What is required –
Repeat the entire listing exactly.
---------- Listed records
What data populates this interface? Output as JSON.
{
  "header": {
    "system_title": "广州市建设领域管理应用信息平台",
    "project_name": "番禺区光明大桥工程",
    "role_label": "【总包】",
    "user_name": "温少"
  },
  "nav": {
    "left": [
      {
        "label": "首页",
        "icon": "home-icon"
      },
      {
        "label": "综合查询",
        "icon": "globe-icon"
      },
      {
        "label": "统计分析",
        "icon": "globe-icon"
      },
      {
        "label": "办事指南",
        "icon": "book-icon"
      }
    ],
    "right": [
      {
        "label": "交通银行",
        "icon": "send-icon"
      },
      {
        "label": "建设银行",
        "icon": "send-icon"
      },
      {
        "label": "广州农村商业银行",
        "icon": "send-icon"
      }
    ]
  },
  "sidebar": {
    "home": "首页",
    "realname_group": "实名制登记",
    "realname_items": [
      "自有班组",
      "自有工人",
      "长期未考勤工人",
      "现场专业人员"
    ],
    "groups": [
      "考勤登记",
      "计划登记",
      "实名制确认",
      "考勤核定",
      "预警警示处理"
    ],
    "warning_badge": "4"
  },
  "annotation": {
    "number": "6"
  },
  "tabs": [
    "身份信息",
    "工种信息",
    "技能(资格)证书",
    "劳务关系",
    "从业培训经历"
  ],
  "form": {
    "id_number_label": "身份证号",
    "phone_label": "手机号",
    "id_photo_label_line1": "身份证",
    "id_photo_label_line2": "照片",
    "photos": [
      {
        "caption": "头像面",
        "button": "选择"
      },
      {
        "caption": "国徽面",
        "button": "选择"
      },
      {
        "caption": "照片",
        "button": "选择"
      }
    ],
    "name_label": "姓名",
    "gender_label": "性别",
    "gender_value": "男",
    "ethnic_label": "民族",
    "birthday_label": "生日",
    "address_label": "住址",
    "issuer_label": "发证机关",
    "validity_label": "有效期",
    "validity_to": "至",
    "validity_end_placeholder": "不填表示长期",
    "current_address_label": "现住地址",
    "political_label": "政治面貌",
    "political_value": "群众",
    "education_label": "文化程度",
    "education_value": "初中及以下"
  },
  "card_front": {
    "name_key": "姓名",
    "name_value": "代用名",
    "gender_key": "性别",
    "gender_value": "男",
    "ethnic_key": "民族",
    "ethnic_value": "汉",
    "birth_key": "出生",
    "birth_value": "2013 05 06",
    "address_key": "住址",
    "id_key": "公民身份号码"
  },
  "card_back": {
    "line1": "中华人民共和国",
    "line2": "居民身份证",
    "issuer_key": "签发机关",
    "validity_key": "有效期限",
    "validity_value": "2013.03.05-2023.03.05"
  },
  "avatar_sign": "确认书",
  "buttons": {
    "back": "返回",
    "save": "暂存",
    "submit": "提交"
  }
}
--------------------
Exercise response –
What data populates this interface? Output as JSON.
{
  "header": {
    "system_title": "广州市建设领域管理应用信息平台",
    "project_name": "番禺区光明大桥工程",
    "role_label": "【总包】",
    "user_name": "温少"
  },
  "nav": {
    "left": [
      {
        "label": "首页",
        "icon": "home-icon"
      },
      {
        "label": "综合查询",
        "icon": "globe-icon"
      },
      {
        "label": "统计分析",
        "icon": "globe-icon"
      },
      {
        "label": "办事指南",
        "icon": "book-icon"
      }
    ],
    "right": [
      {
        "label": "交通银行",
        "icon": "send-icon"
      },
      {
        "label": "建设银行",
        "icon": "send-icon"
      },
      {
        "label": "广州农村商业银行",
        "icon": "send-icon"
      }
    ]
  },
  "sidebar": {
    "home": "首页",
    "realname_group": "实名制登记",
    "realname_items": [
      "自有班组",
      "自有工人",
      "长期未考勤工人",
      "现场专业人员"
    ],
    "groups": [
      "考勤登记",
      "计划登记",
      "实名制确认",
      "考勤核定",
      "预警警示处理"
    ],
    "warning_badge": "4"
  },
  "annotation": {
    "number": "6"
  },
  "tabs": [
    "身份信息",
    "工种信息",
    "技能(资格)证书",
    "劳务关系",
    "从业培训经历"
  ],
  "form": {
    "id_number_label": "身份证号",
    "phone_label": "手机号",
    "id_photo_label_line1": "身份证",
    "id_photo_label_line2": "照片",
    "photos": [
      {
        "caption": "头像面",
        "button": "选择"
      },
      {
        "caption": "国徽面",
        "button": "选择"
      },
      {
        "caption": "照片",
        "button": "选择"
      }
    ],
    "name_label": "姓名",
    "gender_label": "性别",
    "gender_value": "男",
    "ethnic_label": "民族",
    "birthday_label": "生日",
    "address_label": "住址",
    "issuer_label": "发证机关",
    "validity_label": "有效期",
    "validity_to": "至",
    "validity_end_placeholder": "不填表示长期",
    "current_address_label": "现住地址",
    "political_label": "政治面貌",
    "political_value": "群众",
    "education_label": "文化程度",
    "education_value": "初中及以下"
  },
  "card_front": {
    "name_key": "姓名",
    "name_value": "代用名",
    "gender_key": "性别",
    "gender_value": "男",
    "ethnic_key": "民族",
    "ethnic_value": "汉",
    "birth_key": "出生",
    "birth_value": "2013 05 06",
    "address_key": "住址",
    "id_key": "公民身份号码"
  },
  "card_back": {
    "line1": "中华人民共和国",
    "line2": "居民身份证",
    "issuer_key": "签发机关",
    "validity_key": "有效期限",
    "validity_value": "2013.03.05-2023.03.05"
  },
  "avatar_sign": "确认书",
  "buttons": {
    "back": "返回",
    "save": "暂存",
    "submit": "提交"
  }
}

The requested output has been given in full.